EXERCISE TASK -> Count how many lines of the material contain the string "this", then give that number and nothing more.

GIVEN RECORDS ->
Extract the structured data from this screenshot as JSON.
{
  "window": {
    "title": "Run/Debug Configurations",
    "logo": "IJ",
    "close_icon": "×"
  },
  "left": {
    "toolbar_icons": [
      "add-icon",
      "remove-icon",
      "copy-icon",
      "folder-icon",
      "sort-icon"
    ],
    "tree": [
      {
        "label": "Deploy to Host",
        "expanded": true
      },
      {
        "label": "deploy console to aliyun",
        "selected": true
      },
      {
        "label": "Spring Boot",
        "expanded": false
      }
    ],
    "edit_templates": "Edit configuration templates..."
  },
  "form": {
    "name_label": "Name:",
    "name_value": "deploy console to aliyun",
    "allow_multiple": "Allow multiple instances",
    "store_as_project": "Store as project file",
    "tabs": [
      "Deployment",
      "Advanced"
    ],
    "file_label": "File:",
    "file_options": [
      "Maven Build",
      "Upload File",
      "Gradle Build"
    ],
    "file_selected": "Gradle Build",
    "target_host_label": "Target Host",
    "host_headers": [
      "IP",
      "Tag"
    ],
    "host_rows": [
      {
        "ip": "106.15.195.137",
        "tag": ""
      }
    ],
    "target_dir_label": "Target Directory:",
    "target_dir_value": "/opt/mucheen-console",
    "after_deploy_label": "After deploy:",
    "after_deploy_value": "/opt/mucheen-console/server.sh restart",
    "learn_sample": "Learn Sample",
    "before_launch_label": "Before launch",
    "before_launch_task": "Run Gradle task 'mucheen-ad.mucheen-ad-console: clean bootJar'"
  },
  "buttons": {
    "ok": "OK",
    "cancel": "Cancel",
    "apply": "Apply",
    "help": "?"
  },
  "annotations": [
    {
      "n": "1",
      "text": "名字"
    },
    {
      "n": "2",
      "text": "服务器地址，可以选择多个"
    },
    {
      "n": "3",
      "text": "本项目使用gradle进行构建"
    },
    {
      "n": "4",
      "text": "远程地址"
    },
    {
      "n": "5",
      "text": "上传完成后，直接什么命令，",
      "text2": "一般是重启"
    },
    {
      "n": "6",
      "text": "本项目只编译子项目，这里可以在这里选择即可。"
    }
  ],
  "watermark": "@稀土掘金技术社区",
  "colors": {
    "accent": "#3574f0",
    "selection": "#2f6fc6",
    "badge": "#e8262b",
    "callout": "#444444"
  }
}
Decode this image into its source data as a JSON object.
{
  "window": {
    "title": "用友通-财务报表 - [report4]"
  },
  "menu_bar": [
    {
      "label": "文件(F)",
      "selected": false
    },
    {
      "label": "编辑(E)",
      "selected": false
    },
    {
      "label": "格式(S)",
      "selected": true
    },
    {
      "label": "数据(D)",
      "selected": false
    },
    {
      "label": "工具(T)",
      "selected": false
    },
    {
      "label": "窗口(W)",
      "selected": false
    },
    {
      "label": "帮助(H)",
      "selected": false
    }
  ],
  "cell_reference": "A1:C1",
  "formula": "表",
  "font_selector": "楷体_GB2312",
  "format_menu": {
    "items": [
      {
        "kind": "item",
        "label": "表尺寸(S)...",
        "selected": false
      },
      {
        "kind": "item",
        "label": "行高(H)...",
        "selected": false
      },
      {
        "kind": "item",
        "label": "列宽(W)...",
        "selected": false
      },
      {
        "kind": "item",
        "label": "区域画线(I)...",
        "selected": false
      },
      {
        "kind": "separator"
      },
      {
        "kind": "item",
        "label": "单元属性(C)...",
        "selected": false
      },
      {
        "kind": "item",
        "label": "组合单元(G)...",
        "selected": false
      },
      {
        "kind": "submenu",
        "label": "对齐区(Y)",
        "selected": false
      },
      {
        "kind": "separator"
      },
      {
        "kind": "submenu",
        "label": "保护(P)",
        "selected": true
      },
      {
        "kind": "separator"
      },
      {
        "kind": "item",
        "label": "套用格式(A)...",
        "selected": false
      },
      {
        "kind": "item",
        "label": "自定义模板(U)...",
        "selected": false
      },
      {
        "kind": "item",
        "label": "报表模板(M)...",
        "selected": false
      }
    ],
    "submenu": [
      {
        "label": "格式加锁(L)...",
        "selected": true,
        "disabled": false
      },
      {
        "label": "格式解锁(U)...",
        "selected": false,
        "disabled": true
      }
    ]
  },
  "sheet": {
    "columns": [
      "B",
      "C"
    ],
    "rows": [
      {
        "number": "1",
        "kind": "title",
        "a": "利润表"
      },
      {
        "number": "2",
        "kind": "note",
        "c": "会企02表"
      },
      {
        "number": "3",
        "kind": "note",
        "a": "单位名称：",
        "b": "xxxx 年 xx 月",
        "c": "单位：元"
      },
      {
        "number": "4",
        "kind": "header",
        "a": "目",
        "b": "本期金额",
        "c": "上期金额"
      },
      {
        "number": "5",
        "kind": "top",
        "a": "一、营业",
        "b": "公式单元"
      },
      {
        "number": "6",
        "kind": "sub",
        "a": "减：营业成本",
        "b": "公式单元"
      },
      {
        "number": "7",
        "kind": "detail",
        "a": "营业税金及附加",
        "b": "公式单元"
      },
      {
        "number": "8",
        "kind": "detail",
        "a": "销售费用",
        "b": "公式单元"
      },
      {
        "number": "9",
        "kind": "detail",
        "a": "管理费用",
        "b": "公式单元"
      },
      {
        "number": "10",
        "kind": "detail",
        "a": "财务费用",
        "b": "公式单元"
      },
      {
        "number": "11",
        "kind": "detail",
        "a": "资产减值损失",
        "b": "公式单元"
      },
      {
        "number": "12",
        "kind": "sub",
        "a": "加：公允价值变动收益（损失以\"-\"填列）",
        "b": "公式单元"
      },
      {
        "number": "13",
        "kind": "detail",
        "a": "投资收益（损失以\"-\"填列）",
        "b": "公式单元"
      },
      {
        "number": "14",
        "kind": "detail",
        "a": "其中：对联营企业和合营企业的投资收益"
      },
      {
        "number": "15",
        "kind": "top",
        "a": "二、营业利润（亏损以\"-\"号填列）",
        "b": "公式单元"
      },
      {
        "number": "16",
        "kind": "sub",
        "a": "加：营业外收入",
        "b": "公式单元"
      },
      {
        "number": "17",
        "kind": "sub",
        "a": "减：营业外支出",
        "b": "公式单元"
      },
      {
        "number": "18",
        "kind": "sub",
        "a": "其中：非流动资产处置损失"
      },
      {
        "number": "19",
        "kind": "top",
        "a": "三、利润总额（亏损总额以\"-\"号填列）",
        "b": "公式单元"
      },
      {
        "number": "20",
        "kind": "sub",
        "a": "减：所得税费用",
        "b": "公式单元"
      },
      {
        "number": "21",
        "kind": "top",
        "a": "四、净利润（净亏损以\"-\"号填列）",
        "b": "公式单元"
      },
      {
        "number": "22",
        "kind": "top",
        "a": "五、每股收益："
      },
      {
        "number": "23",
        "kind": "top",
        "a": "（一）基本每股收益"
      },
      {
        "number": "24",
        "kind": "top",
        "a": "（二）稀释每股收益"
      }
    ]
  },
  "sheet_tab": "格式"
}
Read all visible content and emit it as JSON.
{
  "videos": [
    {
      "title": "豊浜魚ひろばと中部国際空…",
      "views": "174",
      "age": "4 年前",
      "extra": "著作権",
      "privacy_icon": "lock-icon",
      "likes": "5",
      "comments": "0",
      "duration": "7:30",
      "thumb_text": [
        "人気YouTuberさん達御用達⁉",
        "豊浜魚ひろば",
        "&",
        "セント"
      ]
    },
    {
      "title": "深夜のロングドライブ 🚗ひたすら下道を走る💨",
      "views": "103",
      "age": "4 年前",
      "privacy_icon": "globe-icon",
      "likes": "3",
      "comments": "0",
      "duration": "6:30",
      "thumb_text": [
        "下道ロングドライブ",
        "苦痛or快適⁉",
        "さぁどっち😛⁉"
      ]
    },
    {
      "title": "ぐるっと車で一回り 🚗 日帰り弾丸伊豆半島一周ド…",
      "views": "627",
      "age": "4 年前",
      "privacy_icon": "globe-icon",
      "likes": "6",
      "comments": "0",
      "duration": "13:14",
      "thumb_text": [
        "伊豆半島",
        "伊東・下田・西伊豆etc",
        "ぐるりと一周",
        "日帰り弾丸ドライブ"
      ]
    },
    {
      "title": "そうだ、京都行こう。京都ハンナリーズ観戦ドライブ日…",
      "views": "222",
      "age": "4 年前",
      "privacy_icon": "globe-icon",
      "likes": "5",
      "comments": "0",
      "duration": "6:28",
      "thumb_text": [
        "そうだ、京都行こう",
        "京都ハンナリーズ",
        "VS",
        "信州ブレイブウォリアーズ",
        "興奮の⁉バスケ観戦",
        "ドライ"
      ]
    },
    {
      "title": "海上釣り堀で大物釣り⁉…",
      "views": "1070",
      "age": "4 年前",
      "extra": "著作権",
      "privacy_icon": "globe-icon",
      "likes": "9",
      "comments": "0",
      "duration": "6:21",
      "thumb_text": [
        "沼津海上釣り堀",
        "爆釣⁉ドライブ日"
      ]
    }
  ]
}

WRITTEN SOLUTION -> 2